** Start **
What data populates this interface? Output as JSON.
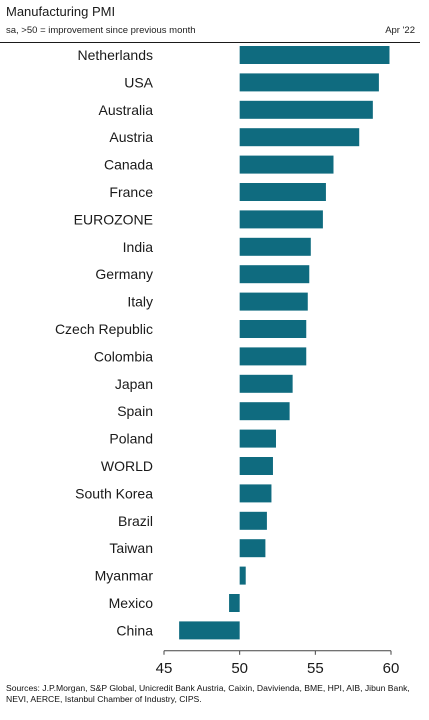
{
  "header": {
    "title": "Manufacturing PMI",
    "subtitle": "sa, >50 = improvement since previous month",
    "period": "Apr '22"
  },
  "chart_data": {
    "type": "bar",
    "orientation": "horizontal",
    "title": "Manufacturing PMI",
    "subtitle": "sa, >50 = improvement since previous month",
    "xlabel": "",
    "ylabel": "",
    "baseline": 50,
    "xlim": [
      45,
      60
    ],
    "xticks": [
      45,
      50,
      55,
      60
    ],
    "grid": false,
    "categories": [
      "Netherlands",
      "USA",
      "Australia",
      "Austria",
      "Canada",
      "France",
      "EUROZONE",
      "India",
      "Germany",
      "Italy",
      "Czech Republic",
      "Colombia",
      "Japan",
      "Spain",
      "Poland",
      "WORLD",
      "South Korea",
      "Brazil",
      "Taiwan",
      "Myanmar",
      "Mexico",
      "China"
    ],
    "values": [
      59.9,
      59.2,
      58.8,
      57.9,
      56.2,
      55.7,
      55.5,
      54.7,
      54.6,
      54.5,
      54.4,
      54.4,
      53.5,
      53.3,
      52.4,
      52.2,
      52.1,
      51.8,
      51.7,
      50.4,
      49.3,
      46.0
    ]
  },
  "colors": {
    "bar": "#0f6b7f",
    "axis": "#444444"
  },
  "footer": {
    "source": "Sources: J.P.Morgan, S&P Global, Unicredit Bank Austria, Caixin, Davivienda, BME, HPI, AIB, Jibun Bank, NEVI, AERCE, Istanbul Chamber of Industry, CIPS."
  }
}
** End **
**Exercise brief**
Set the entries down again exactly. Do not include the images.

**The answer**
What data populates this interface? Output as JSON.
{
  "header": {
    "title": "Manufacturing PMI",
    "subtitle": "sa, >50 = improvement since previous month",
    "period": "Apr '22"
  },
  "chart_data": {
    "type": "bar",
    "orientation": "horizontal",
    "title": "Manufacturing PMI",
    "subtitle": "sa, >50 = improvement since previous month",
    "xlabel": "",
    "ylabel": "",
    "baseline": 50,
    "xlim": [
      45,
      60
    ],
    "xticks": [
      45,
      50,
      55,
      60
    ],
    "grid": false,
    "categories": [
      "Netherlands",
      "USA",
      "Australia",
      "Austria",
      "Canada",
      "France",
      "EUROZONE",
      "India",
      "Germany",
      "Italy",
      "Czech Republic",
      "Colombia",
      "Japan",
      "Spain",
      "Poland",
      "WORLD",
      "South Korea",
      "Brazil",
      "Taiwan",
      "Myanmar",
      "Mexico",
      "China"
    ],
    "values": [
      59.9,
      59.2,
      58.8,
      57.9,
      56.2,
      55.7,
      55.5,
      54.7,
      54.6,
      54.5,
      54.4,
      54.4,
      53.5,
      53.3,
      52.4,
      52.2,
      52.1,
      51.8,
      51.7,
      50.4,
      49.3,
      46.0
    ]
  },
  "colors": {
    "bar": "#0f6b7f",
    "axis": "#444444"
  },
  "footer": {
    "source": "Sources: J.P.Morgan, S&P Global, Unicredit Bank Austria, Caixin, Davivienda, BME, HPI, AIB, Jibun Bank, NEVI, AERCE, Istanbul Chamber of Industry, CIPS."
  }
}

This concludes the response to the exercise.